**Data items:**

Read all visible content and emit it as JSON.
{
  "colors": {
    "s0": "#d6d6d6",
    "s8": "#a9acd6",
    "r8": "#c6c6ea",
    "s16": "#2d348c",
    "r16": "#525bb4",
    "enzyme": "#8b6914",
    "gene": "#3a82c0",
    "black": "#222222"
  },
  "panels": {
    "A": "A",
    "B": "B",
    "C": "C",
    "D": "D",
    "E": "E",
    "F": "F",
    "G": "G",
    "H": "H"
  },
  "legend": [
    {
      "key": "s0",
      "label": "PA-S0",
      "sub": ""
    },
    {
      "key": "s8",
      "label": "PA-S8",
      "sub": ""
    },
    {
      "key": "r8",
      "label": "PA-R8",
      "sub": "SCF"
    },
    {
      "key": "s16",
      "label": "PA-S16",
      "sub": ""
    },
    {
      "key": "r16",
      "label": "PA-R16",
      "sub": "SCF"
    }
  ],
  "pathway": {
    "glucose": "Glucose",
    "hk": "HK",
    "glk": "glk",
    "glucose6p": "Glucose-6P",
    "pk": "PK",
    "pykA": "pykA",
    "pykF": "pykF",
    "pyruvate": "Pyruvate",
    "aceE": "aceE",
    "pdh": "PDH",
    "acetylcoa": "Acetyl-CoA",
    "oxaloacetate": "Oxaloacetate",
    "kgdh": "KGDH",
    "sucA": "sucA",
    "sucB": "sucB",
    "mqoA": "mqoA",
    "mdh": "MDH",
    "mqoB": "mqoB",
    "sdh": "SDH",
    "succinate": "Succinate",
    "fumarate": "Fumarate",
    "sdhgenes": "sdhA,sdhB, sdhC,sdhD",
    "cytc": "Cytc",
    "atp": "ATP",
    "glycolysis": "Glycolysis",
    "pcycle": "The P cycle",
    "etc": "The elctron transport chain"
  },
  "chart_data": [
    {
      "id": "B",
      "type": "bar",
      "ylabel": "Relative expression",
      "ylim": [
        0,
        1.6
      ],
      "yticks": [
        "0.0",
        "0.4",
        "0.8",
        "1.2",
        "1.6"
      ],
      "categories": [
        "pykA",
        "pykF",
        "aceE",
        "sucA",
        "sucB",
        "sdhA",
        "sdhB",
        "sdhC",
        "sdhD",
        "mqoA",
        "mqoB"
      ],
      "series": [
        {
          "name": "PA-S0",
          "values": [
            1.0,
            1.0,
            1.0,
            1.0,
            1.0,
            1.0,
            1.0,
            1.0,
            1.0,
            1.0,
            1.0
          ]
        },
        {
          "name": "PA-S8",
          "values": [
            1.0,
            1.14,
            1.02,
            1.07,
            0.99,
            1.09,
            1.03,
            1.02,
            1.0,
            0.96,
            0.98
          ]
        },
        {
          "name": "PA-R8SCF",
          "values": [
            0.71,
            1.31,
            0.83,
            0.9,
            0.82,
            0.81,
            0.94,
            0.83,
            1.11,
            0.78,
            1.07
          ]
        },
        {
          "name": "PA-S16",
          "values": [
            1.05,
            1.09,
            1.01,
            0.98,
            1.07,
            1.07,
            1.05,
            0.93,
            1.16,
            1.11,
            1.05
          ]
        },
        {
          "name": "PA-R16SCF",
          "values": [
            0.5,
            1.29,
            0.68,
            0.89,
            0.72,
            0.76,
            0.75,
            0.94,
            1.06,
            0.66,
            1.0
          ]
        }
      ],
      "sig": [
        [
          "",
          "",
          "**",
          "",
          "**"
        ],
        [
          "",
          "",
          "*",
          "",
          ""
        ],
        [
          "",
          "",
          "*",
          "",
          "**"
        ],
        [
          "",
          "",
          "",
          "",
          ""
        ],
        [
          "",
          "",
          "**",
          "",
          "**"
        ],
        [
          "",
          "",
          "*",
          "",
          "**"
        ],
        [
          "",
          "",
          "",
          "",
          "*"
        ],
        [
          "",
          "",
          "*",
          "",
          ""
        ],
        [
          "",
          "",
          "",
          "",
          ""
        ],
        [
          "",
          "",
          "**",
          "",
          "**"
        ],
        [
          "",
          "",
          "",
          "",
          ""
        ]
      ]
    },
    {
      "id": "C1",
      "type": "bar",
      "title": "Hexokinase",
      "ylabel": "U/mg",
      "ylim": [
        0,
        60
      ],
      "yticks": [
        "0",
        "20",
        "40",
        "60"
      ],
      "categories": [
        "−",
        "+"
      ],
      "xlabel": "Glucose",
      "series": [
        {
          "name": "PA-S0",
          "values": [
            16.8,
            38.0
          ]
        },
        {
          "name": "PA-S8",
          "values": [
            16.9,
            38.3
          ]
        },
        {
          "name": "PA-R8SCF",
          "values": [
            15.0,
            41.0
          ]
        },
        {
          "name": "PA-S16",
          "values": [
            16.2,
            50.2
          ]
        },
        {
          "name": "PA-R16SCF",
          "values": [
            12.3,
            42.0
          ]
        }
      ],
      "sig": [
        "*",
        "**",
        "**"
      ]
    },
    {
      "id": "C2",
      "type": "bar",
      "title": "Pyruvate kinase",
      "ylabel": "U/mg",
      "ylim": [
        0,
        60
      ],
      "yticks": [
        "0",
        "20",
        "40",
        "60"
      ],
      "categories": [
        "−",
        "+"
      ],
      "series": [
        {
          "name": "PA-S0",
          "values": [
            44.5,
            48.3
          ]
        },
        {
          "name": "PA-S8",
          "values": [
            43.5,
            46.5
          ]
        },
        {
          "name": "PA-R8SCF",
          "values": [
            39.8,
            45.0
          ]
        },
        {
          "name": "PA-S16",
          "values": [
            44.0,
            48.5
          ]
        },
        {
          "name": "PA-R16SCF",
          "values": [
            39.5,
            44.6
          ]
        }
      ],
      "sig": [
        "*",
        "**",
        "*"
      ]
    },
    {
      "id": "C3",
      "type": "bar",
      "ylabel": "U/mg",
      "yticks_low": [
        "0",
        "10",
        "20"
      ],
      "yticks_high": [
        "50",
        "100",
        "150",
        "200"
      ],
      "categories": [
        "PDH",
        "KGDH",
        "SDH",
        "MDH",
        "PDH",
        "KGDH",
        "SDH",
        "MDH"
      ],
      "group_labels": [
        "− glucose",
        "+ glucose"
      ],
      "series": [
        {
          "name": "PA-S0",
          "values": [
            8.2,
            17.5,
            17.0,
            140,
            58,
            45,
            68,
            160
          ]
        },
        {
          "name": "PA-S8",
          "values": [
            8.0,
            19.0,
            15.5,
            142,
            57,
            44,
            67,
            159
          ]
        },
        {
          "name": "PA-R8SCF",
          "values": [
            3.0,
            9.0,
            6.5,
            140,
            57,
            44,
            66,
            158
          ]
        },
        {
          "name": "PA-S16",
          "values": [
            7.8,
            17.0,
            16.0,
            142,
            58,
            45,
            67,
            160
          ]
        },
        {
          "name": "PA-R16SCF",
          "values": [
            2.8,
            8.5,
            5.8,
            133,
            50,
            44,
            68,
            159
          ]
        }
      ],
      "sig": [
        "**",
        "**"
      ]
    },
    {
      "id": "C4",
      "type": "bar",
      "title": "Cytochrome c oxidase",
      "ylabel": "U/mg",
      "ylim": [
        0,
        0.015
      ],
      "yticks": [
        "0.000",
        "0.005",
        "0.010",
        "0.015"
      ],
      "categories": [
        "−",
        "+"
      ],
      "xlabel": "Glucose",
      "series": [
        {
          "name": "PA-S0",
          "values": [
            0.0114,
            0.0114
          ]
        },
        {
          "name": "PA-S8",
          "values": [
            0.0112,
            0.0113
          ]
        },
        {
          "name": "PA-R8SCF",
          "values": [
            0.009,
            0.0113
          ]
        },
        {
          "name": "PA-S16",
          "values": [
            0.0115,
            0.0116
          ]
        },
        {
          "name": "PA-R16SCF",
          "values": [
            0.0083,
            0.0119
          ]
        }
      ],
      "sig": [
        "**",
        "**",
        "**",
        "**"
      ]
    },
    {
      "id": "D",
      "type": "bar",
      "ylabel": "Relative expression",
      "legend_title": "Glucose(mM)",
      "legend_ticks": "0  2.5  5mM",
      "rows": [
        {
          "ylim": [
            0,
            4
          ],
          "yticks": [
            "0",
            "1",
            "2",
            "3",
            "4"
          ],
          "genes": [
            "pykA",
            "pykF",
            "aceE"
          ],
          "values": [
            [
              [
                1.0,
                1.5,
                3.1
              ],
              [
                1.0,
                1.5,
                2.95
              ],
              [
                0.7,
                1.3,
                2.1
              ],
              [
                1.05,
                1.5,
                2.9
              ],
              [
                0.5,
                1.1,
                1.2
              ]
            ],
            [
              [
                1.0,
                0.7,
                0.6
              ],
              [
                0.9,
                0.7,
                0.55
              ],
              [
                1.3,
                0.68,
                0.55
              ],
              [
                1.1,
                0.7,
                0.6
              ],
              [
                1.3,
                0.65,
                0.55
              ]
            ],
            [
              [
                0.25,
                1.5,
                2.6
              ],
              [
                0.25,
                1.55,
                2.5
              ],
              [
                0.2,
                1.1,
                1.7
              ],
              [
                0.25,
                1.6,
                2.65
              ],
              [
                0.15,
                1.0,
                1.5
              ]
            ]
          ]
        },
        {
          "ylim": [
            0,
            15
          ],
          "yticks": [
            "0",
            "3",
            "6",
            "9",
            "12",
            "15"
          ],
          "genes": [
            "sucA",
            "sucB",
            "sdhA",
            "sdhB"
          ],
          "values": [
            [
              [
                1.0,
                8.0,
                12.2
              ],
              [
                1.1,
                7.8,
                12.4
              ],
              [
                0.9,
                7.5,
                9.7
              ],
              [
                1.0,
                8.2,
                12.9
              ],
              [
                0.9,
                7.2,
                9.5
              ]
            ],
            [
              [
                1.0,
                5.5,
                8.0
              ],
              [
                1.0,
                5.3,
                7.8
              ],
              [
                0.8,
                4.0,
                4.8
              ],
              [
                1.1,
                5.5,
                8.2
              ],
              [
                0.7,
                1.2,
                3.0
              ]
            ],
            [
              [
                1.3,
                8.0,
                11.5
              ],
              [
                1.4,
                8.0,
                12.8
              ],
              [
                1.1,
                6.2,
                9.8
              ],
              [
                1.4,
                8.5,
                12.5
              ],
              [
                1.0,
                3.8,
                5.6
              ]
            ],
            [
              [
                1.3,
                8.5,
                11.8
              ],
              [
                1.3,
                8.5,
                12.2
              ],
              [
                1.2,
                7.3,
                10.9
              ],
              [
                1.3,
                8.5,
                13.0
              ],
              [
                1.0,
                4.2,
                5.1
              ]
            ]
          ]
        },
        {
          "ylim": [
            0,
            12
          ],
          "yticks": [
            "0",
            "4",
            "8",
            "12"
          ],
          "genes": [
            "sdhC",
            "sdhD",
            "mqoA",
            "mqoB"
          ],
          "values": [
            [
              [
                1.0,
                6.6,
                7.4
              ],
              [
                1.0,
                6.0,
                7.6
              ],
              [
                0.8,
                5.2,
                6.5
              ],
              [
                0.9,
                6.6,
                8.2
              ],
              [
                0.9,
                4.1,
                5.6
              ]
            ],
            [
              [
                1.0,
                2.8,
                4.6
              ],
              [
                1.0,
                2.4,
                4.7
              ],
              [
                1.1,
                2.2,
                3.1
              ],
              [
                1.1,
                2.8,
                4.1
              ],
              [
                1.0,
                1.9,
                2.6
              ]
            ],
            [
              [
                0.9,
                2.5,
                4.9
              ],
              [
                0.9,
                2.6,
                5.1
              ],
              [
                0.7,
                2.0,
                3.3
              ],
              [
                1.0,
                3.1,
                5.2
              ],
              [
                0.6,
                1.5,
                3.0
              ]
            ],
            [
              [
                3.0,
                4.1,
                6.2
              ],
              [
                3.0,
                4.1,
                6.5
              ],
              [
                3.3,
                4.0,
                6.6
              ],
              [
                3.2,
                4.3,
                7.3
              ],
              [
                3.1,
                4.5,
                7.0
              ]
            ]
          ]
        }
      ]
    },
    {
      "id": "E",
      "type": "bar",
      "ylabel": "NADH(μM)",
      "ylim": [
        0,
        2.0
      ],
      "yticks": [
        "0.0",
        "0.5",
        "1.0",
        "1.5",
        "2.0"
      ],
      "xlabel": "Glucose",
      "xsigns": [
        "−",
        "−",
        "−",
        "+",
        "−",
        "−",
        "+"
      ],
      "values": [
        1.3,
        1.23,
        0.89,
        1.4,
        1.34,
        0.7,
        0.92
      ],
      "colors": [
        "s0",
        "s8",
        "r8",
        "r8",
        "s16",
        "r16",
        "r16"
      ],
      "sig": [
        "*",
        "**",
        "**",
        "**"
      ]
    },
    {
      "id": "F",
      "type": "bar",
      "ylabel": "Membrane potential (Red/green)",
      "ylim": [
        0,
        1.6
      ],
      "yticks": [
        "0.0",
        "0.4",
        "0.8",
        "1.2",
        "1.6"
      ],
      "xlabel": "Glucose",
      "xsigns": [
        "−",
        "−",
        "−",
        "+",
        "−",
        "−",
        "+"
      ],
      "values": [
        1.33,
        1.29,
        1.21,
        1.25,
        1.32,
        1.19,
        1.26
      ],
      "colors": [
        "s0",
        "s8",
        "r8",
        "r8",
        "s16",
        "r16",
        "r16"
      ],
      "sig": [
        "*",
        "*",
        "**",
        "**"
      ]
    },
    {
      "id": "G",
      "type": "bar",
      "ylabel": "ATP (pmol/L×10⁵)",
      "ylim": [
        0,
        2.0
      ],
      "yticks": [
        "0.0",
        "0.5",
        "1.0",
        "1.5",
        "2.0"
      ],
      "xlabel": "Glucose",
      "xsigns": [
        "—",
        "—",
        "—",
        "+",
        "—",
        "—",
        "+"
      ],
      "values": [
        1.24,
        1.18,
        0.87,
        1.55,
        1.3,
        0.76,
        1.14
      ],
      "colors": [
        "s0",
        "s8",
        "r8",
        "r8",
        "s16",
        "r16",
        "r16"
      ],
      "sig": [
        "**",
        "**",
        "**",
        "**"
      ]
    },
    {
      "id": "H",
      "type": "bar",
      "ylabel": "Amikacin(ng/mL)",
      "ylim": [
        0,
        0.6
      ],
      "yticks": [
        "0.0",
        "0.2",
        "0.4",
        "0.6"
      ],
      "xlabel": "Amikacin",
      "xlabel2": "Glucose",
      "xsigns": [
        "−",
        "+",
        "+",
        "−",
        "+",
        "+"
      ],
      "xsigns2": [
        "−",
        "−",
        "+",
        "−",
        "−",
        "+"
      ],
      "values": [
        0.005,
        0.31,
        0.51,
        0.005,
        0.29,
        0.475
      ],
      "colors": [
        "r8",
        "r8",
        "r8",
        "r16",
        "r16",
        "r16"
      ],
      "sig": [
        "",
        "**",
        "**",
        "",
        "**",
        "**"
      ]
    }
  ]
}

**TASK BRIEF:** Whenever a line of the data includes "sdhD", copy that line.

**WRITTEN ANSWER:**
    "sdhgenes": "sdhA,sdhB, sdhC,sdhD",
        "sdhD",
            "sdhD",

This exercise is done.